Restate each line word for word. Leave out every picture.

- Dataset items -

....

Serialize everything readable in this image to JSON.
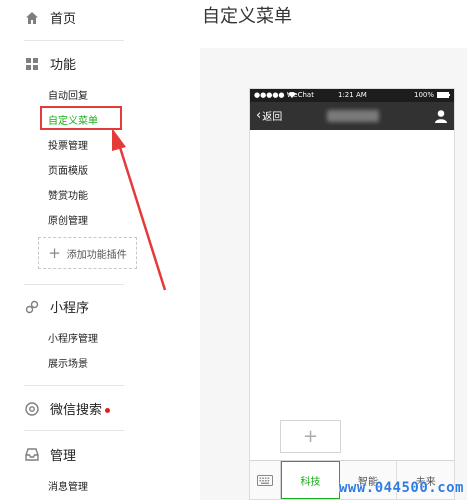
{
  "sidebar": {
    "home_label": "首页",
    "function_label": "功能",
    "function_items": [
      "自动回复",
      "自定义菜单",
      "投票管理",
      "页面模版",
      "赞赏功能",
      "原创管理"
    ],
    "add_plugin_label": "添加功能插件",
    "miniprogram_label": "小程序",
    "miniprogram_items": [
      "小程序管理",
      "展示场景"
    ],
    "wechat_search_label": "微信搜索",
    "manage_label": "管理",
    "manage_items": [
      "消息管理"
    ]
  },
  "main": {
    "page_title": "自定义菜单"
  },
  "phone": {
    "carrier": "●●●●● WeChat",
    "time": "1:21 AM",
    "battery": "100%",
    "back_label": "返回",
    "add_symbol": "+",
    "menu_tabs": [
      "科技",
      "智能",
      "未来"
    ]
  },
  "watermark": "www.044500.com",
  "colors": {
    "accent_green": "#1aad19",
    "annotation_red": "#e43a3a",
    "watermark_blue": "#2f7de1"
  }
}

....

- Finished answer -
Serialize everything readable in this image to JSON.
{
  "sidebar": {
    "home_label": "首页",
    "function_label": "功能",
    "function_items": [
      "自动回复",
      "自定义菜单",
      "投票管理",
      "页面模版",
      "赞赏功能",
      "原创管理"
    ],
    "add_plugin_label": "添加功能插件",
    "miniprogram_label": "小程序",
    "miniprogram_items": [
      "小程序管理",
      "展示场景"
    ],
    "wechat_search_label": "微信搜索",
    "manage_label": "管理",
    "manage_items": [
      "消息管理"
    ]
  },
  "main": {
    "page_title": "自定义菜单"
  },
  "phone": {
    "carrier": "●●●●● WeChat",
    "time": "1:21 AM",
    "battery": "100%",
    "back_label": "返回",
    "add_symbol": "+",
    "menu_tabs": [
      "科技",
      "智能",
      "未来"
    ]
  },
  "watermark": "www.044500.com",
  "colors": {
    "accent_green": "#1aad19",
    "annotation_red": "#e43a3a",
    "watermark_blue": "#2f7de1"
  }
}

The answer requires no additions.